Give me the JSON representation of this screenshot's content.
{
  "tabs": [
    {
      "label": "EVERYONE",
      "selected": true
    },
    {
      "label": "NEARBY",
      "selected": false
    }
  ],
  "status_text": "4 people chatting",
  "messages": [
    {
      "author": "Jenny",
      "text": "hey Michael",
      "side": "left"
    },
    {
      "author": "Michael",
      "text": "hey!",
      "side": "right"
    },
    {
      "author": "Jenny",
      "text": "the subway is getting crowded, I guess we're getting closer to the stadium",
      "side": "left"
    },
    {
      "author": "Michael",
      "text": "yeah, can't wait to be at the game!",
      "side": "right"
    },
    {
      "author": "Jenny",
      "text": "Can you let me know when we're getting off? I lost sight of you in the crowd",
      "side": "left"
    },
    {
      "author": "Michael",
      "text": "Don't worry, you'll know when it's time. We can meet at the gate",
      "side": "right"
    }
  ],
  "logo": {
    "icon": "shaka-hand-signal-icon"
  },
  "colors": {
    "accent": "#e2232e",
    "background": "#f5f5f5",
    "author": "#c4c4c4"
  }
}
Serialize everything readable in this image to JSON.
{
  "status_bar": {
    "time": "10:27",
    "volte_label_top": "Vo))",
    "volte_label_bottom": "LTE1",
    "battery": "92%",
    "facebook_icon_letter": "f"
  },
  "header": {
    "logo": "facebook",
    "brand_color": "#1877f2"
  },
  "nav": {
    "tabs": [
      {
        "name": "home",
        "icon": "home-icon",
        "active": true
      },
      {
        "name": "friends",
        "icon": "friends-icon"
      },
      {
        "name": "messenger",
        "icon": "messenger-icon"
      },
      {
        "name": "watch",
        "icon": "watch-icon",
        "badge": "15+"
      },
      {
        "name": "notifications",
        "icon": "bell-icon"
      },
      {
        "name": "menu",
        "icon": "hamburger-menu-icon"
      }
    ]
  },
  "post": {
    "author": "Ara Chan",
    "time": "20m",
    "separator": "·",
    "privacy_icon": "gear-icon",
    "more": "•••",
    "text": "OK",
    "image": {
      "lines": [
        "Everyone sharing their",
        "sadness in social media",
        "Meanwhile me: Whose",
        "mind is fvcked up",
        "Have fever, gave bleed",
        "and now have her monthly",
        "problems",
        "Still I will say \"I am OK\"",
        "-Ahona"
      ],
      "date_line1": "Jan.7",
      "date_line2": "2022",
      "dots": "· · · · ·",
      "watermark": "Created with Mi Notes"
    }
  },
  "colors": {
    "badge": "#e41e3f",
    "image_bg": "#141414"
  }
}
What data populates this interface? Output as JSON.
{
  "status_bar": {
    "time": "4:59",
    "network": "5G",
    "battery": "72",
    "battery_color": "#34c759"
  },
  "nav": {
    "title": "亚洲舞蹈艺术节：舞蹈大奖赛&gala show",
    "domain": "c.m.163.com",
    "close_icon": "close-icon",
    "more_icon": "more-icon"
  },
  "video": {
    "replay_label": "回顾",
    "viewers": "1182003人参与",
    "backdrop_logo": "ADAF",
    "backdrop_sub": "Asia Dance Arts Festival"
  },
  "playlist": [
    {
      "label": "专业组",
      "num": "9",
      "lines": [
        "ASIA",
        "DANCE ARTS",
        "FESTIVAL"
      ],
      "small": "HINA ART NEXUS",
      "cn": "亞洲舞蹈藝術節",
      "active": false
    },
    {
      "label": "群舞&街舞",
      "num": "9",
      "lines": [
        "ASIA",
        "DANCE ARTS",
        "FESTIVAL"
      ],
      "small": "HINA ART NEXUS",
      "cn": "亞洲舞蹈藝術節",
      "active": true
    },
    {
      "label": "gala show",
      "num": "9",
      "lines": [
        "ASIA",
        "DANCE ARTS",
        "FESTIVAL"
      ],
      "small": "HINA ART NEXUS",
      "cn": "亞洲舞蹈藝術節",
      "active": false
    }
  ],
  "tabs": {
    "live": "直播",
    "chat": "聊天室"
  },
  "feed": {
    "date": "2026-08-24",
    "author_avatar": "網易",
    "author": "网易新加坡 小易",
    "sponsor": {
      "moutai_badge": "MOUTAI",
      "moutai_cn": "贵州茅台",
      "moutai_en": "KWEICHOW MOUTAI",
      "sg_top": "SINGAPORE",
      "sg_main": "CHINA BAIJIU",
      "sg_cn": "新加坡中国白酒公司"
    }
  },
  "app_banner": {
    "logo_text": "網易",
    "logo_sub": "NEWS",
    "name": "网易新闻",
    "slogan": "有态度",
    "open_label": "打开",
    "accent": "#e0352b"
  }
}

Task details: Your task is to reproduce all of the records exactly.

Result:
Give me the JSON representation of this screenshot's content.
{
  "tabs": [
    {
      "label": "EVERYONE",
      "selected": true
    },
    {
      "label": "NEARBY",
      "selected": false
    }
  ],
  "status_text": "4 people chatting",
  "messages": [
    {
      "author": "Jenny",
      "text": "hey Michael",
      "side": "left"
    },
    {
      "author": "Michael",
      "text": "hey!",
      "side": "right"
    },
    {
      "author": "Jenny",
      "text": "the subway is getting crowded, I guess we're getting closer to the stadium",
      "side": "left"
    },
    {
      "author": "Michael",
      "text": "yeah, can't wait to be at the game!",
      "side": "right"
    },
    {
      "author": "Jenny",
      "text": "Can you let me know when we're getting off? I lost sight of you in the crowd",
      "side": "left"
    },
    {
      "author": "Michael",
      "text": "Don't worry, you'll know when it's time. We can meet at the gate",
      "side": "right"
    }
  ],
  "logo": {
    "icon": "shaka-hand-signal-icon"
  },
  "colors": {
    "accent": "#e2232e",
    "background": "#f5f5f5",
    "author": "#c4c4c4"
  }
}
Serialize everything readable in this image to JSON.
{
  "status_bar": {
    "time": "10:27",
    "volte_label_top": "Vo))",
    "volte_label_bottom": "LTE1",
    "battery": "92%",
    "facebook_icon_letter": "f"
  },
  "header": {
    "logo": "facebook",
    "brand_color": "#1877f2"
  },
  "nav": {
    "tabs": [
      {
        "name": "home",
        "icon": "home-icon",
        "active": true
      },
      {
        "name": "friends",
        "icon": "friends-icon"
      },
      {
        "name": "messenger",
        "icon": "messenger-icon"
      },
      {
        "name": "watch",
        "icon": "watch-icon",
        "badge": "15+"
      },
      {
        "name": "notifications",
        "icon": "bell-icon"
      },
      {
        "name": "menu",
        "icon": "hamburger-menu-icon"
      }
    ]
  },
  "post": {
    "author": "Ara Chan",
    "time": "20m",
    "separator": "·",
    "privacy_icon": "gear-icon",
    "more": "•••",
    "text": "OK",
    "image": {
      "lines": [
        "Everyone sharing their",
        "sadness in social media",
        "Meanwhile me: Whose",
        "mind is fvcked up",
        "Have fever, gave bleed",
        "and now have her monthly",
        "problems",
        "Still I will say \"I am OK\"",
        "-Ahona"
      ],
      "date_line1": "Jan.7",
      "date_line2": "2022",
      "dots": "· · · · ·",
      "watermark": "Created with Mi Notes"
    }
  },
  "colors": {
    "badge": "#e41e3f",
    "image_bg": "#141414"
  }
}
What data populates this interface? Output as JSON.
{
  "status_bar": {
    "time": "4:59",
    "network": "5G",
    "battery": "72",
    "battery_color": "#34c759"
  },
  "nav": {
    "title": "亚洲舞蹈艺术节：舞蹈大奖赛&gala show",
    "domain": "c.m.163.com",
    "close_icon": "close-icon",
    "more_icon": "more-icon"
  },
  "video": {
    "replay_label": "回顾",
    "viewers": "1182003人参与",
    "backdrop_logo": "ADAF",
    "backdrop_sub": "Asia Dance Arts Festival"
  },
  "playlist": [
    {
      "label": "专业组",
      "num": "9",
      "lines": [
        "ASIA",
        "DANCE ARTS",
        "FESTIVAL"
      ],
      "small": "HINA ART NEXUS",
      "cn": "亞洲舞蹈藝術節",
      "active": false
    },
    {
      "label": "群舞&街舞",
      "num": "9",
      "lines": [
        "ASIA",
        "DANCE ARTS",
        "FESTIVAL"
      ],
      "small": "HINA ART NEXUS",
      "cn": "亞洲舞蹈藝術節",
      "active": true
    },
    {
      "label": "gala show",
      "num": "9",
      "lines": [
        "ASIA",
        "DANCE ARTS",
        "FESTIVAL"
      ],
      "small": "HINA ART NEXUS",
      "cn": "亞洲舞蹈藝術節",
      "active": false
    }
  ],
  "tabs": {
    "live": "直播",
    "chat": "聊天室"
  },
  "feed": {
    "date": "2026-08-24",
    "author_avatar": "網易",
    "author": "网易新加坡 小易",
    "sponsor": {
      "moutai_badge": "MOUTAI",
      "moutai_cn": "贵州茅台",
      "moutai_en": "KWEICHOW MOUTAI",
      "sg_top": "SINGAPORE",
      "sg_main": "CHINA BAIJIU",
      "sg_cn": "新加坡中国白酒公司"
    }
  },
  "app_banner": {
    "logo_text": "網易",
    "logo_sub": "NEWS",
    "name": "网易新闻",
    "slogan": "有态度",
    "open_label": "打开",
    "accent": "#e0352b"
  }
}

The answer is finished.